• **Given task**
Copy out the listing that follows, exactly, without its pictures.

• **Data shown**
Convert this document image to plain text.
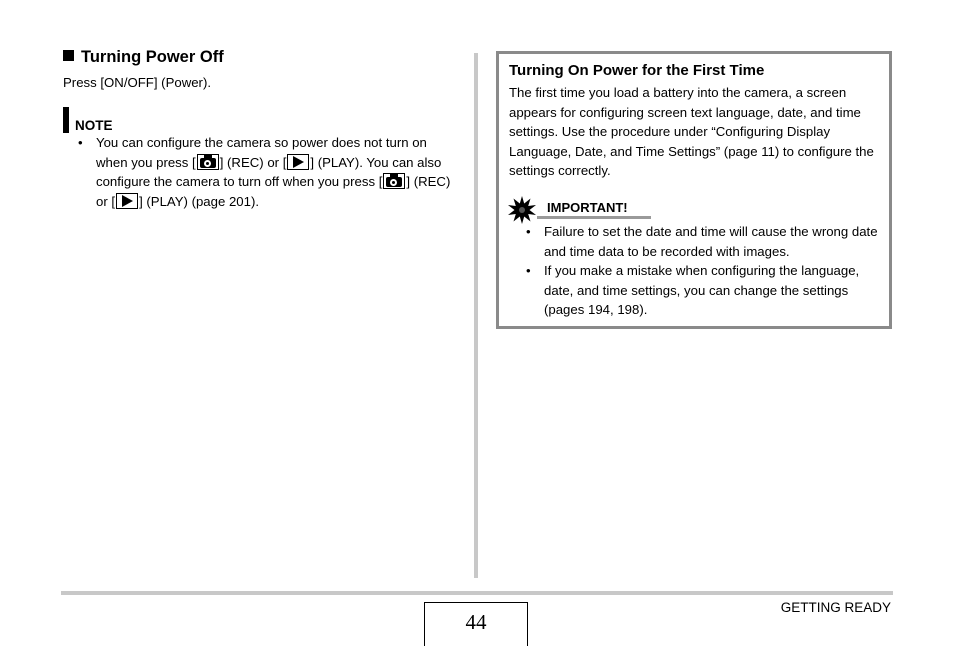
Turning Power Off
Press [ON/OFF] (Power).
NOTE
• You can configure the camera so power does not turn on when you press [ ] (REC) or [ ] (PLAY). You can also configure the camera to turn off when you press [ ] (REC) or [ ] (PLAY) (page 201).
Turning On Power for the First Time
The first time you load a battery into the camera, a screen appears for configuring screen text language, date, and time settings. Use the procedure under “Configuring Display Language, Date, and Time Settings” (page 11) to configure the settings correctly.
IMPORTANT!
• Failure to set the date and time will cause the wrong date and time data to be recorded with images.
• If you make a mistake when configuring the language, date, and time settings, you can change the settings (pages 194, 198).
44
GETTING READY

• **Written solution**
Convert this document image to plain text.
Turning Power Off
Press [ON/OFF] (Power).
NOTE
• You can configure the camera so power does not turn on when you press [ ] (REC) or [ ] (PLAY). You can also configure the camera to turn off when you press [ ] (REC) or [ ] (PLAY) (page 201).
Turning On Power for the First Time
The first time you load a battery into the camera, a screen appears for configuring screen text language, date, and time settings. Use the procedure under “Configuring Display Language, Date, and Time Settings” (page 11) to configure the settings correctly.
IMPORTANT!
• Failure to set the date and time will cause the wrong date and time data to be recorded with images.
• If you make a mistake when configuring the language, date, and time settings, you can change the settings (pages 194, 198).
44
GETTING READY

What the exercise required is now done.